Requirement =
Go through the records and extract every line with the word "data".

Source material =

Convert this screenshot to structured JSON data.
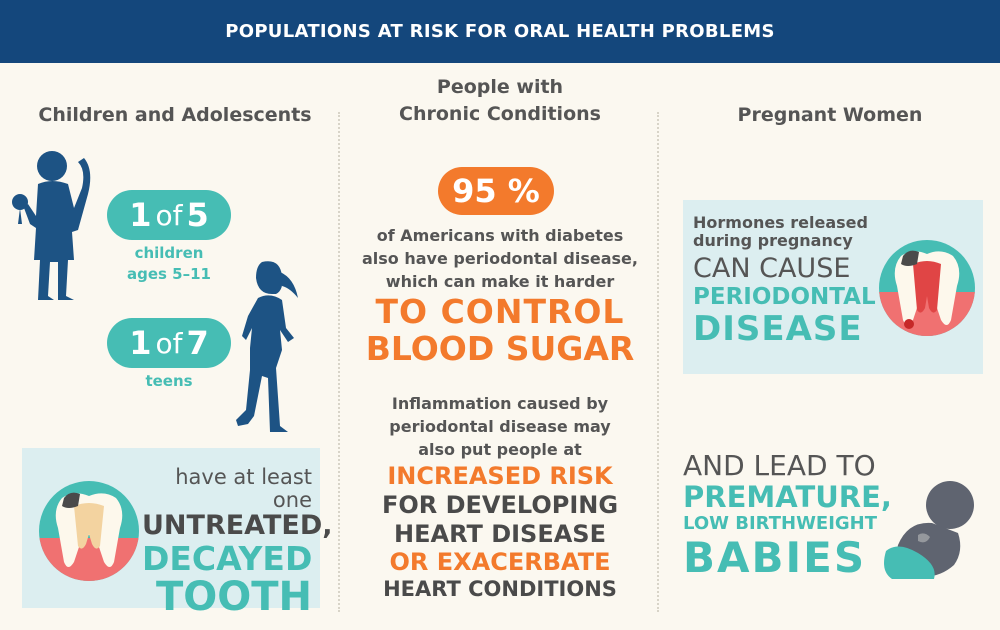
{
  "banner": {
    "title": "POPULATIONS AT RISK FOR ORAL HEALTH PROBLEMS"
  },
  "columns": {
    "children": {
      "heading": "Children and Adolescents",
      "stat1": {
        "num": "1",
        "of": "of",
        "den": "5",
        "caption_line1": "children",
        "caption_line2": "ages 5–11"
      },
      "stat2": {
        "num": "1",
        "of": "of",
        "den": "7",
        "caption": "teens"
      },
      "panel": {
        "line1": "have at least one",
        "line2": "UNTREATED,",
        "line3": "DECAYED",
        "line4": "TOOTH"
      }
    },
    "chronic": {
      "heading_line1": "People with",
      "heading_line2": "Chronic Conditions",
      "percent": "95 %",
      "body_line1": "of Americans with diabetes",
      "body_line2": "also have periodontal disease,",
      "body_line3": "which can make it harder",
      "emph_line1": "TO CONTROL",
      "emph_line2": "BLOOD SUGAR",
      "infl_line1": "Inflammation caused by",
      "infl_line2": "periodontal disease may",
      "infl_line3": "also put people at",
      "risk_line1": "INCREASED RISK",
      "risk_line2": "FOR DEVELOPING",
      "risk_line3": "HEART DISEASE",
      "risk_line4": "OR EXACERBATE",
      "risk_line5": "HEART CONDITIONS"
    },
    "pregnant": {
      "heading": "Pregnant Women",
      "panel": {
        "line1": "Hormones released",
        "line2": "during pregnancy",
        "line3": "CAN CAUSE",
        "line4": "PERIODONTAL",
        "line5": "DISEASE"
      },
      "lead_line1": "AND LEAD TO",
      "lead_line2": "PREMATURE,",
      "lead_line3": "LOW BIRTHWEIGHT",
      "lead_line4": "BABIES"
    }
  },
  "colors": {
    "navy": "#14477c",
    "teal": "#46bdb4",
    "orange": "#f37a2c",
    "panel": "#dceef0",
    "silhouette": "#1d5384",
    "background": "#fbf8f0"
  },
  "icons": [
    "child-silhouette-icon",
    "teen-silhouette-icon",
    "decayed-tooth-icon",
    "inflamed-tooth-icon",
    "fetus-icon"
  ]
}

--

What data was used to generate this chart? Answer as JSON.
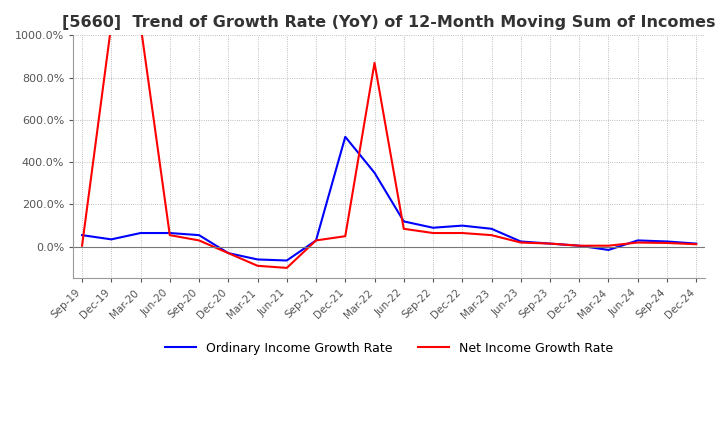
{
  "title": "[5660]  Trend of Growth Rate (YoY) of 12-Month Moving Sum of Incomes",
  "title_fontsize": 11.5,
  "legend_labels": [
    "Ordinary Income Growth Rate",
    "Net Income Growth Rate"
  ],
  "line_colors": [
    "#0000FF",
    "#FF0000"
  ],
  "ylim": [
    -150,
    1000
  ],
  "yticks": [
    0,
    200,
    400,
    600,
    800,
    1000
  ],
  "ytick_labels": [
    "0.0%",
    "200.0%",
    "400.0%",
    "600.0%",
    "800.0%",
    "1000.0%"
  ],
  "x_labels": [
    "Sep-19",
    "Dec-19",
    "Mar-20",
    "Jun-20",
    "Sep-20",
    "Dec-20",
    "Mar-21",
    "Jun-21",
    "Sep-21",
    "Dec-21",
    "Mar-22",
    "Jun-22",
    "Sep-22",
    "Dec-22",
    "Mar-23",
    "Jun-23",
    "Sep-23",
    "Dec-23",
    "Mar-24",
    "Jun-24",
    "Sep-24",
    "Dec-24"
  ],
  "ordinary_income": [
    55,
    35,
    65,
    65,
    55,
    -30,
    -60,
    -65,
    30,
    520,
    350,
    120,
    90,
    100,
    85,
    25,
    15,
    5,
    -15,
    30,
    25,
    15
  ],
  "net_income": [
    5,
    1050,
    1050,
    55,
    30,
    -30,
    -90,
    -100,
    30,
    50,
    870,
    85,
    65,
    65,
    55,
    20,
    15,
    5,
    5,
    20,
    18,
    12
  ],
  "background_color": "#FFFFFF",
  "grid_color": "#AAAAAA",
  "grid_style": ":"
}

In response =
Convert this screenshot to structured JSON data.
What data was used to generate this chart? Answer as JSON.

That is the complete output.